**Instruction:**
Copy out every one of the lines below character for character.
─── Record excerpts ───
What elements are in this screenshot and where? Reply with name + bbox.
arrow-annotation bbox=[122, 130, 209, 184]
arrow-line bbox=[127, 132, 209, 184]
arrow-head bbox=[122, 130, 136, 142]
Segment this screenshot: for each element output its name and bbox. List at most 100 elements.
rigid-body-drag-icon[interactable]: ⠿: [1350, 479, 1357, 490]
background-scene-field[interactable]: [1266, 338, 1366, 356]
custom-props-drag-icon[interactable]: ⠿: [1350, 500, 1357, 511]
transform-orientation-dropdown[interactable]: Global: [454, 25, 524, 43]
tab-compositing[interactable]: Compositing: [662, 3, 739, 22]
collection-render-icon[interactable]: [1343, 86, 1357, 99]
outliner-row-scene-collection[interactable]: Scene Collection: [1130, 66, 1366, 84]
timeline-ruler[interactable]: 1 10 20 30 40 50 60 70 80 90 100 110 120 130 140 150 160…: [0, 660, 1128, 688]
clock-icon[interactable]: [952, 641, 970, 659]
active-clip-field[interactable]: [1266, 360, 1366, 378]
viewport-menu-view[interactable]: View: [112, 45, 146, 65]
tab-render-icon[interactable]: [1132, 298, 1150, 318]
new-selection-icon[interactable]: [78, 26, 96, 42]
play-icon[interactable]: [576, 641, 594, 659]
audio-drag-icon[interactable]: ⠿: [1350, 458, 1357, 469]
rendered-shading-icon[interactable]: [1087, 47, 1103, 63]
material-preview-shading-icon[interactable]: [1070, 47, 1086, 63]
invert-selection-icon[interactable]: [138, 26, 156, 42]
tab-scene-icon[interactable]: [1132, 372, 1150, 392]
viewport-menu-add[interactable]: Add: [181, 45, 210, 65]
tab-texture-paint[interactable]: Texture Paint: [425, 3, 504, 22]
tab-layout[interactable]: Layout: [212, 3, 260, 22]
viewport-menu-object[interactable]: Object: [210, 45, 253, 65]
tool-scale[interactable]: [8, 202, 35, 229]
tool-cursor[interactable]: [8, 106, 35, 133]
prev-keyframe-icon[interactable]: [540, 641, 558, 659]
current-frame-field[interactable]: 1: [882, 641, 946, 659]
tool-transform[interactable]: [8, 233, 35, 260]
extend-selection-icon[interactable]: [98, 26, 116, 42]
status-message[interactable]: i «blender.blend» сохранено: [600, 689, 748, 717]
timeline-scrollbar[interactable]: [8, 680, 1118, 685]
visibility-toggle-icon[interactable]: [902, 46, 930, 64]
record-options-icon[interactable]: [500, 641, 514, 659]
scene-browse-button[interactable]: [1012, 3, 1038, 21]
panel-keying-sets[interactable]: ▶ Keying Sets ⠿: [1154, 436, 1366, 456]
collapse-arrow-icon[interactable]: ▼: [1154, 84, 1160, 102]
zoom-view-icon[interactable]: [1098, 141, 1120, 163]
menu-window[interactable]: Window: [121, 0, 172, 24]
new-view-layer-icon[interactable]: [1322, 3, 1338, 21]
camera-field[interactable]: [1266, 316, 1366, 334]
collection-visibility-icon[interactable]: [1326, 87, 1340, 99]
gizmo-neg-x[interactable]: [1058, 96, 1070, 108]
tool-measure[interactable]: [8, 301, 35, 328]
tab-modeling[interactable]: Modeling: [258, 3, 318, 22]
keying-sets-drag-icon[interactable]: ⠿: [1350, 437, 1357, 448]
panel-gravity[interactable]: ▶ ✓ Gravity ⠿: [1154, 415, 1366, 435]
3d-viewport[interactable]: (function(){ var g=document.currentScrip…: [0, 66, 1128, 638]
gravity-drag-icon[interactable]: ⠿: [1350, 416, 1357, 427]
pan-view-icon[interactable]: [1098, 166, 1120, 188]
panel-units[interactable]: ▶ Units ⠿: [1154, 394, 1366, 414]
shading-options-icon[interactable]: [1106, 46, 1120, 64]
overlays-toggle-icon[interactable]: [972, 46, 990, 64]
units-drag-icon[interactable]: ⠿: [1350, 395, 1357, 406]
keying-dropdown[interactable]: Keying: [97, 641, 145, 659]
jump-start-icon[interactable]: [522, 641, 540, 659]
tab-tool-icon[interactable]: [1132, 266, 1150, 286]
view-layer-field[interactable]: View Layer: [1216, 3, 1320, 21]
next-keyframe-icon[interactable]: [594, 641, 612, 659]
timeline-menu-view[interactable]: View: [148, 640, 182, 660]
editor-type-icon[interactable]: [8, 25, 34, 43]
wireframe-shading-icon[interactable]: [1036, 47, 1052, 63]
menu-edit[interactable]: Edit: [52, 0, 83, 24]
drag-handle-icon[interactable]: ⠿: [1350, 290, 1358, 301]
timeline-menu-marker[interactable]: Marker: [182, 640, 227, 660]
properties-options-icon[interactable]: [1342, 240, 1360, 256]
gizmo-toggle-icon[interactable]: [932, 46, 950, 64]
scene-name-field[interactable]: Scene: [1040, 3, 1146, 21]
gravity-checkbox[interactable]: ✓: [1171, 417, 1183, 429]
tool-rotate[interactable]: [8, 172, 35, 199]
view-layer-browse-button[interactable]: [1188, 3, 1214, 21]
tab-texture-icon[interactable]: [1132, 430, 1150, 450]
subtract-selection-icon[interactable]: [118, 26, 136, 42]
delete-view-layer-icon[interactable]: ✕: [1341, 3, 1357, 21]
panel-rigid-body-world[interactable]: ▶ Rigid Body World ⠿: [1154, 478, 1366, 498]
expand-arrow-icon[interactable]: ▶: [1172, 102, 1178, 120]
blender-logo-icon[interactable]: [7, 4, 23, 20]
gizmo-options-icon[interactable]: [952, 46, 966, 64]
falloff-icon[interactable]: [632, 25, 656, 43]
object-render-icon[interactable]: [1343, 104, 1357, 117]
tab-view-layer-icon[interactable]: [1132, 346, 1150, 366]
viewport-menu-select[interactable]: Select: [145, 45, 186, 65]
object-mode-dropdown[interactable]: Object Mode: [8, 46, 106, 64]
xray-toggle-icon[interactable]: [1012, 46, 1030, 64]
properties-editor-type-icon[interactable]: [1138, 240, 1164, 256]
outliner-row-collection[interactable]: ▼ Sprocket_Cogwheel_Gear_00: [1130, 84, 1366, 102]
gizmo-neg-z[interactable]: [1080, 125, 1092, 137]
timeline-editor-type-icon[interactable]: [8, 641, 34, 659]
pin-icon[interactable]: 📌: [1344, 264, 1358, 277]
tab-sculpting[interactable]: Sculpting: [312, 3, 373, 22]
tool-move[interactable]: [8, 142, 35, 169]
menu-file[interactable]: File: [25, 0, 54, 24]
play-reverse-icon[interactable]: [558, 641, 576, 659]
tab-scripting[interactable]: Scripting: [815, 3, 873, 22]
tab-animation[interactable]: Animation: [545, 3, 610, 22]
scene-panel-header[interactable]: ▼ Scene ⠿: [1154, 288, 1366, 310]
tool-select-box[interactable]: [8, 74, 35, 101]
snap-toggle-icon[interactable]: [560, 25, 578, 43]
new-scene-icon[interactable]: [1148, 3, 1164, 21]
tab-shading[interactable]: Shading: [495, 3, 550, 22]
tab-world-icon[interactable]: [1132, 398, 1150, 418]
───
**Exercise response:**
What elements are in this screenshot and where? Reply with name + bbox.
arrow-annotation bbox=[122, 130, 209, 184]
arrow-line bbox=[127, 132, 209, 184]
arrow-head bbox=[122, 130, 136, 142]
Segment this screenshot: for each element output its name and bbox. List at most 100 elements.
rigid-body-drag-icon[interactable]: ⠿: [1350, 479, 1357, 490]
background-scene-field[interactable]: [1266, 338, 1366, 356]
custom-props-drag-icon[interactable]: ⠿: [1350, 500, 1357, 511]
transform-orientation-dropdown[interactable]: Global: [454, 25, 524, 43]
tab-compositing[interactable]: Compositing: [662, 3, 739, 22]
collection-render-icon[interactable]: [1343, 86, 1357, 99]
outliner-row-scene-collection[interactable]: Scene Collection: [1130, 66, 1366, 84]
timeline-ruler[interactable]: 1 10 20 30 40 50 60 70 80 90 100 110 120 130 140 150 160…: [0, 660, 1128, 688]
clock-icon[interactable]: [952, 641, 970, 659]
active-clip-field[interactable]: [1266, 360, 1366, 378]
viewport-menu-view[interactable]: View: [112, 45, 146, 65]
tab-render-icon[interactable]: [1132, 298, 1150, 318]
new-selection-icon[interactable]: [78, 26, 96, 42]
play-icon[interactable]: [576, 641, 594, 659]
audio-drag-icon[interactable]: ⠿: [1350, 458, 1357, 469]
rendered-shading-icon[interactable]: [1087, 47, 1103, 63]
material-preview-shading-icon[interactable]: [1070, 47, 1086, 63]
invert-selection-icon[interactable]: [138, 26, 156, 42]
tab-scene-icon[interactable]: [1132, 372, 1150, 392]
viewport-menu-add[interactable]: Add: [181, 45, 210, 65]
tab-texture-paint[interactable]: Texture Paint: [425, 3, 504, 22]
tab-layout[interactable]: Layout: [212, 3, 260, 22]
viewport-menu-object[interactable]: Object: [210, 45, 253, 65]
tool-scale[interactable]: [8, 202, 35, 229]
tool-cursor[interactable]: [8, 106, 35, 133]
prev-keyframe-icon[interactable]: [540, 641, 558, 659]
current-frame-field[interactable]: 1: [882, 641, 946, 659]
tool-transform[interactable]: [8, 233, 35, 260]
extend-selection-icon[interactable]: [98, 26, 116, 42]
status-message[interactable]: i «blender.blend» сохранено: [600, 689, 748, 717]
timeline-scrollbar[interactable]: [8, 680, 1118, 685]
visibility-toggle-icon[interactable]: [902, 46, 930, 64]
record-options-icon[interactable]: [500, 641, 514, 659]
scene-browse-button[interactable]: [1012, 3, 1038, 21]
panel-keying-sets[interactable]: ▶ Keying Sets ⠿: [1154, 436, 1366, 456]
collapse-arrow-icon[interactable]: ▼: [1154, 84, 1160, 102]
zoom-view-icon[interactable]: [1098, 141, 1120, 163]
menu-window[interactable]: Window: [121, 0, 172, 24]
new-view-layer-icon[interactable]: [1322, 3, 1338, 21]
camera-field[interactable]: [1266, 316, 1366, 334]
collection-visibility-icon[interactable]: [1326, 87, 1340, 99]
gizmo-neg-x[interactable]: [1058, 96, 1070, 108]
tool-measure[interactable]: [8, 301, 35, 328]
tab-modeling[interactable]: Modeling: [258, 3, 318, 22]
keying-sets-drag-icon[interactable]: ⠿: [1350, 437, 1357, 448]
panel-gravity[interactable]: ▶ ✓ Gravity ⠿: [1154, 415, 1366, 435]
3d-viewport[interactable]: (function(){ var g=document.currentScrip…: [0, 66, 1128, 638]
gravity-drag-icon[interactable]: ⠿: [1350, 416, 1357, 427]
pan-view-icon[interactable]: [1098, 166, 1120, 188]
panel-units[interactable]: ▶ Units ⠿: [1154, 394, 1366, 414]
shading-options-icon[interactable]: [1106, 46, 1120, 64]
overlays-toggle-icon[interactable]: [972, 46, 990, 64]
units-drag-icon[interactable]: ⠿: [1350, 395, 1357, 406]
keying-dropdown[interactable]: Keying: [97, 641, 145, 659]
jump-start-icon[interactable]: [522, 641, 540, 659]
tab-tool-icon[interactable]: [1132, 266, 1150, 286]
view-layer-field[interactable]: View Layer: [1216, 3, 1320, 21]
next-keyframe-icon[interactable]: [594, 641, 612, 659]
timeline-menu-view[interactable]: View: [148, 640, 182, 660]
editor-type-icon[interactable]: [8, 25, 34, 43]
wireframe-shading-icon[interactable]: [1036, 47, 1052, 63]
menu-edit[interactable]: Edit: [52, 0, 83, 24]
drag-handle-icon[interactable]: ⠿: [1350, 290, 1358, 301]
timeline-menu-marker[interactable]: Marker: [182, 640, 227, 660]
properties-options-icon[interactable]: [1342, 240, 1360, 256]
gizmo-toggle-icon[interactable]: [932, 46, 950, 64]
scene-name-field[interactable]: Scene: [1040, 3, 1146, 21]
gravity-checkbox[interactable]: ✓: [1171, 417, 1183, 429]
tool-rotate[interactable]: [8, 172, 35, 199]
view-layer-browse-button[interactable]: [1188, 3, 1214, 21]
tab-texture-icon[interactable]: [1132, 430, 1150, 450]
subtract-selection-icon[interactable]: [118, 26, 136, 42]
delete-view-layer-icon[interactable]: ✕: [1341, 3, 1357, 21]
panel-rigid-body-world[interactable]: ▶ Rigid Body World ⠿: [1154, 478, 1366, 498]
expand-arrow-icon[interactable]: ▶: [1172, 102, 1178, 120]
blender-logo-icon[interactable]: [7, 4, 23, 20]
gizmo-options-icon[interactable]: [952, 46, 966, 64]
falloff-icon[interactable]: [632, 25, 656, 43]
object-render-icon[interactable]: [1343, 104, 1357, 117]
tab-view-layer-icon[interactable]: [1132, 346, 1150, 366]
viewport-menu-select[interactable]: Select: [145, 45, 186, 65]
object-mode-dropdown[interactable]: Object Mode: [8, 46, 106, 64]
xray-toggle-icon[interactable]: [1012, 46, 1030, 64]
properties-editor-type-icon[interactable]: [1138, 240, 1164, 256]
outliner-row-collection[interactable]: ▼ Sprocket_Cogwheel_Gear_00: [1130, 84, 1366, 102]
gizmo-neg-z[interactable]: [1080, 125, 1092, 137]
timeline-editor-type-icon[interactable]: [8, 641, 34, 659]
pin-icon[interactable]: 📌: [1344, 264, 1358, 277]
tab-sculpting[interactable]: Sculpting: [312, 3, 373, 22]
tool-move[interactable]: [8, 142, 35, 169]
menu-file[interactable]: File: [25, 0, 54, 24]
play-reverse-icon[interactable]: [558, 641, 576, 659]
tab-scripting[interactable]: Scripting: [815, 3, 873, 22]
tab-animation[interactable]: Animation: [545, 3, 610, 22]
scene-panel-header[interactable]: ▼ Scene ⠿: [1154, 288, 1366, 310]
tool-select-box[interactable]: [8, 74, 35, 101]
snap-toggle-icon[interactable]: [560, 25, 578, 43]
new-scene-icon[interactable]: [1148, 3, 1164, 21]
tab-shading[interactable]: Shading: [495, 3, 550, 22]
tab-world-icon[interactable]: [1132, 398, 1150, 418]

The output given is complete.